** Start of Task data **

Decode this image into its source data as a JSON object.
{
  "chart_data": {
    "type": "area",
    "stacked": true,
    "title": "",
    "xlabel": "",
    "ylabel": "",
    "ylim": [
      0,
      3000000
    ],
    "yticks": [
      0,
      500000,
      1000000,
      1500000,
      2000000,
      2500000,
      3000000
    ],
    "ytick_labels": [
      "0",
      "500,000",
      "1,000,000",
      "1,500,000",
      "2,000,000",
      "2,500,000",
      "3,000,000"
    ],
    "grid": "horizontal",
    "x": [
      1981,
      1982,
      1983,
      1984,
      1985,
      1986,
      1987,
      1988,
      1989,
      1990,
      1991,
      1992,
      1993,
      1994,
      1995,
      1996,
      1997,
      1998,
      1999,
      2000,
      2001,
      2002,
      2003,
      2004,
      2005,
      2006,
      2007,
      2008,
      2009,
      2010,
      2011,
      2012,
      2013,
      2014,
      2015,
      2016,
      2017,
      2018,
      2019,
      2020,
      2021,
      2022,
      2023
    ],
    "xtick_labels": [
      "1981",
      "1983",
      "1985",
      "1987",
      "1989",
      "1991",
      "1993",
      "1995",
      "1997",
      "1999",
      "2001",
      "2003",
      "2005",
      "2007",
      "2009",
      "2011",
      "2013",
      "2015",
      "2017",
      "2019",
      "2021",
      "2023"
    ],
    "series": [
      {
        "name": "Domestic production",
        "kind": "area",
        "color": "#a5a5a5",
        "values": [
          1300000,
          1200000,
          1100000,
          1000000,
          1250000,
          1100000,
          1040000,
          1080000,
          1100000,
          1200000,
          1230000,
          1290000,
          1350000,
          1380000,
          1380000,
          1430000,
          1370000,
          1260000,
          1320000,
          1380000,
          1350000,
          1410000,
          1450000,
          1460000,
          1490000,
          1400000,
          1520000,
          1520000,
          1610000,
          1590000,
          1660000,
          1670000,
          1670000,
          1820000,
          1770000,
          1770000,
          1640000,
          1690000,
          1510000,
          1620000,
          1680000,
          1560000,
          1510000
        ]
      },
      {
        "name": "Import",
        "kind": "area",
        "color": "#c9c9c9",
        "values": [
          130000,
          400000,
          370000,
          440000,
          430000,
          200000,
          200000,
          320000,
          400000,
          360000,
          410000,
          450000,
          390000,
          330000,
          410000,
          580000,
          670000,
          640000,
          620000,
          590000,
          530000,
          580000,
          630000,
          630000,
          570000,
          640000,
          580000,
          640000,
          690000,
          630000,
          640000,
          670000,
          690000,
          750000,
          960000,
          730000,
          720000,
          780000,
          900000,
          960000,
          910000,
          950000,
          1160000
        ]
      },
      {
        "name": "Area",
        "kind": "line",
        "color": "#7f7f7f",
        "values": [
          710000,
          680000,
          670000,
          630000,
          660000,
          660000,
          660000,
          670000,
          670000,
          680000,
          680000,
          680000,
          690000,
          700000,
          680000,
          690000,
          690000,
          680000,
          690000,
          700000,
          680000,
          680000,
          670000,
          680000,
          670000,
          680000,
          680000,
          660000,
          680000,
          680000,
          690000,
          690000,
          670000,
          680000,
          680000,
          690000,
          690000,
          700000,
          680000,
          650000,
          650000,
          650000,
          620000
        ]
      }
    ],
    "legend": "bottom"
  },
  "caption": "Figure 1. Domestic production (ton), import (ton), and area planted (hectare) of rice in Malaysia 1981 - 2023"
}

** End of Task data **

▶ **Written request**
Each line in the material above must be retyped without alteration.

▶ **Task response**
Decode this image into its source data as a JSON object.
{
  "chart_data": {
    "type": "area",
    "stacked": true,
    "title": "",
    "xlabel": "",
    "ylabel": "",
    "ylim": [
      0,
      3000000
    ],
    "yticks": [
      0,
      500000,
      1000000,
      1500000,
      2000000,
      2500000,
      3000000
    ],
    "ytick_labels": [
      "0",
      "500,000",
      "1,000,000",
      "1,500,000",
      "2,000,000",
      "2,500,000",
      "3,000,000"
    ],
    "grid": "horizontal",
    "x": [
      1981,
      1982,
      1983,
      1984,
      1985,
      1986,
      1987,
      1988,
      1989,
      1990,
      1991,
      1992,
      1993,
      1994,
      1995,
      1996,
      1997,
      1998,
      1999,
      2000,
      2001,
      2002,
      2003,
      2004,
      2005,
      2006,
      2007,
      2008,
      2009,
      2010,
      2011,
      2012,
      2013,
      2014,
      2015,
      2016,
      2017,
      2018,
      2019,
      2020,
      2021,
      2022,
      2023
    ],
    "xtick_labels": [
      "1981",
      "1983",
      "1985",
      "1987",
      "1989",
      "1991",
      "1993",
      "1995",
      "1997",
      "1999",
      "2001",
      "2003",
      "2005",
      "2007",
      "2009",
      "2011",
      "2013",
      "2015",
      "2017",
      "2019",
      "2021",
      "2023"
    ],
    "series": [
      {
        "name": "Domestic production",
        "kind": "area",
        "color": "#a5a5a5",
        "values": [
          1300000,
          1200000,
          1100000,
          1000000,
          1250000,
          1100000,
          1040000,
          1080000,
          1100000,
          1200000,
          1230000,
          1290000,
          1350000,
          1380000,
          1380000,
          1430000,
          1370000,
          1260000,
          1320000,
          1380000,
          1350000,
          1410000,
          1450000,
          1460000,
          1490000,
          1400000,
          1520000,
          1520000,
          1610000,
          1590000,
          1660000,
          1670000,
          1670000,
          1820000,
          1770000,
          1770000,
          1640000,
          1690000,
          1510000,
          1620000,
          1680000,
          1560000,
          1510000
        ]
      },
      {
        "name": "Import",
        "kind": "area",
        "color": "#c9c9c9",
        "values": [
          130000,
          400000,
          370000,
          440000,
          430000,
          200000,
          200000,
          320000,
          400000,
          360000,
          410000,
          450000,
          390000,
          330000,
          410000,
          580000,
          670000,
          640000,
          620000,
          590000,
          530000,
          580000,
          630000,
          630000,
          570000,
          640000,
          580000,
          640000,
          690000,
          630000,
          640000,
          670000,
          690000,
          750000,
          960000,
          730000,
          720000,
          780000,
          900000,
          960000,
          910000,
          950000,
          1160000
        ]
      },
      {
        "name": "Area",
        "kind": "line",
        "color": "#7f7f7f",
        "values": [
          710000,
          680000,
          670000,
          630000,
          660000,
          660000,
          660000,
          670000,
          670000,
          680000,
          680000,
          680000,
          690000,
          700000,
          680000,
          690000,
          690000,
          680000,
          690000,
          700000,
          680000,
          680000,
          670000,
          680000,
          670000,
          680000,
          680000,
          660000,
          680000,
          680000,
          690000,
          690000,
          670000,
          680000,
          680000,
          690000,
          690000,
          700000,
          680000,
          650000,
          650000,
          650000,
          620000
        ]
      }
    ],
    "legend": "bottom"
  },
  "caption": "Figure 1. Domestic production (ton), import (ton), and area planted (hectare) of rice in Malaysia 1981 - 2023"
}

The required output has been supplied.